(Source records)
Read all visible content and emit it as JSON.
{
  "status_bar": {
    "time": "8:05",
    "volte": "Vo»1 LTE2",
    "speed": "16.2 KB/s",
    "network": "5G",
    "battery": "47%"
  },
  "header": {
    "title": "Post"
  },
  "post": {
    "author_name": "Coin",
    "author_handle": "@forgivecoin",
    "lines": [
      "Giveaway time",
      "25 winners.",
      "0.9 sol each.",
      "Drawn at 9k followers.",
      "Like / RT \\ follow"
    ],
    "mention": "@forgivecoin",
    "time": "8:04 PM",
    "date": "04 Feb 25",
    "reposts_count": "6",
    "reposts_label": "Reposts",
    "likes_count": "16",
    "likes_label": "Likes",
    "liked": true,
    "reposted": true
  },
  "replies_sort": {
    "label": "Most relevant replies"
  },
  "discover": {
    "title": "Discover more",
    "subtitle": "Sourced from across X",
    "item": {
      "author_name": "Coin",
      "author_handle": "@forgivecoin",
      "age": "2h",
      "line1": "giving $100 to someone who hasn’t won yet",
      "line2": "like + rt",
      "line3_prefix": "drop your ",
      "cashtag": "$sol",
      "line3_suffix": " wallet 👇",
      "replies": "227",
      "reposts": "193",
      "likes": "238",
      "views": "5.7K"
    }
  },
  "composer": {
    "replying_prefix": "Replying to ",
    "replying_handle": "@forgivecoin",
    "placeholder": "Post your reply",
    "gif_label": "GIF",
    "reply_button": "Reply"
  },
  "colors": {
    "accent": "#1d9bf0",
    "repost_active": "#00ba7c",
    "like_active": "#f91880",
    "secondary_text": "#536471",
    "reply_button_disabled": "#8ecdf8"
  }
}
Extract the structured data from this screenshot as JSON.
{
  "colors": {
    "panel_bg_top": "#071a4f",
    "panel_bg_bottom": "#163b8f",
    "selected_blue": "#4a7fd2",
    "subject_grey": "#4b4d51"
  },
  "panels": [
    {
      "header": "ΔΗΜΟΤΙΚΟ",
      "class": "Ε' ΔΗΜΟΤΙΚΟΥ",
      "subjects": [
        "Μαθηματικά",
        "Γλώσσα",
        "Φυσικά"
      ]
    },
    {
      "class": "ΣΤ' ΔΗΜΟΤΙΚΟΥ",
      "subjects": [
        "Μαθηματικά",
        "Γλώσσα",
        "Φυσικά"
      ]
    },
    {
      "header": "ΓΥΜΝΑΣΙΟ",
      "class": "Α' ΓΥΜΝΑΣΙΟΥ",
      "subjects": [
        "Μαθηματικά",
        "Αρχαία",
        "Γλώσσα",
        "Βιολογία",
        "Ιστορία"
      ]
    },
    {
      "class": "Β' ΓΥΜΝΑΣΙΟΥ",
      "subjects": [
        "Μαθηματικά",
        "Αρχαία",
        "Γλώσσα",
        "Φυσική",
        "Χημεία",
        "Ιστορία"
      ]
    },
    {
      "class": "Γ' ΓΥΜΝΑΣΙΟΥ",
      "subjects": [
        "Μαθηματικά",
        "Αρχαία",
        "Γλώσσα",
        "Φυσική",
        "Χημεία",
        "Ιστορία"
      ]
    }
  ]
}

Task directions ->
Set all of the records down again, exactly as they stand.

Exercise solution ->
Read all visible content and emit it as JSON.
{
  "status_bar": {
    "time": "8:05",
    "volte": "Vo»1 LTE2",
    "speed": "16.2 KB/s",
    "network": "5G",
    "battery": "47%"
  },
  "header": {
    "title": "Post"
  },
  "post": {
    "author_name": "Coin",
    "author_handle": "@forgivecoin",
    "lines": [
      "Giveaway time",
      "25 winners.",
      "0.9 sol each.",
      "Drawn at 9k followers.",
      "Like / RT \\ follow"
    ],
    "mention": "@forgivecoin",
    "time": "8:04 PM",
    "date": "04 Feb 25",
    "reposts_count": "6",
    "reposts_label": "Reposts",
    "likes_count": "16",
    "likes_label": "Likes",
    "liked": true,
    "reposted": true
  },
  "replies_sort": {
    "label": "Most relevant replies"
  },
  "discover": {
    "title": "Discover more",
    "subtitle": "Sourced from across X",
    "item": {
      "author_name": "Coin",
      "author_handle": "@forgivecoin",
      "age": "2h",
      "line1": "giving $100 to someone who hasn’t won yet",
      "line2": "like + rt",
      "line3_prefix": "drop your ",
      "cashtag": "$sol",
      "line3_suffix": " wallet 👇",
      "replies": "227",
      "reposts": "193",
      "likes": "238",
      "views": "5.7K"
    }
  },
  "composer": {
    "replying_prefix": "Replying to ",
    "replying_handle": "@forgivecoin",
    "placeholder": "Post your reply",
    "gif_label": "GIF",
    "reply_button": "Reply"
  },
  "colors": {
    "accent": "#1d9bf0",
    "repost_active": "#00ba7c",
    "like_active": "#f91880",
    "secondary_text": "#536471",
    "reply_button_disabled": "#8ecdf8"
  }
}
Extract the structured data from this screenshot as JSON.
{
  "colors": {
    "panel_bg_top": "#071a4f",
    "panel_bg_bottom": "#163b8f",
    "selected_blue": "#4a7fd2",
    "subject_grey": "#4b4d51"
  },
  "panels": [
    {
      "header": "ΔΗΜΟΤΙΚΟ",
      "class": "Ε' ΔΗΜΟΤΙΚΟΥ",
      "subjects": [
        "Μαθηματικά",
        "Γλώσσα",
        "Φυσικά"
      ]
    },
    {
      "class": "ΣΤ' ΔΗΜΟΤΙΚΟΥ",
      "subjects": [
        "Μαθηματικά",
        "Γλώσσα",
        "Φυσικά"
      ]
    },
    {
      "header": "ΓΥΜΝΑΣΙΟ",
      "class": "Α' ΓΥΜΝΑΣΙΟΥ",
      "subjects": [
        "Μαθηματικά",
        "Αρχαία",
        "Γλώσσα",
        "Βιολογία",
        "Ιστορία"
      ]
    },
    {
      "class": "Β' ΓΥΜΝΑΣΙΟΥ",
      "subjects": [
        "Μαθηματικά",
        "Αρχαία",
        "Γλώσσα",
        "Φυσική",
        "Χημεία",
        "Ιστορία"
      ]
    },
    {
      "class": "Γ' ΓΥΜΝΑΣΙΟΥ",
      "subjects": [
        "Μαθηματικά",
        "Αρχαία",
        "Γλώσσα",
        "Φυσική",
        "Χημεία",
        "Ιστορία"
      ]
    }
  ]
}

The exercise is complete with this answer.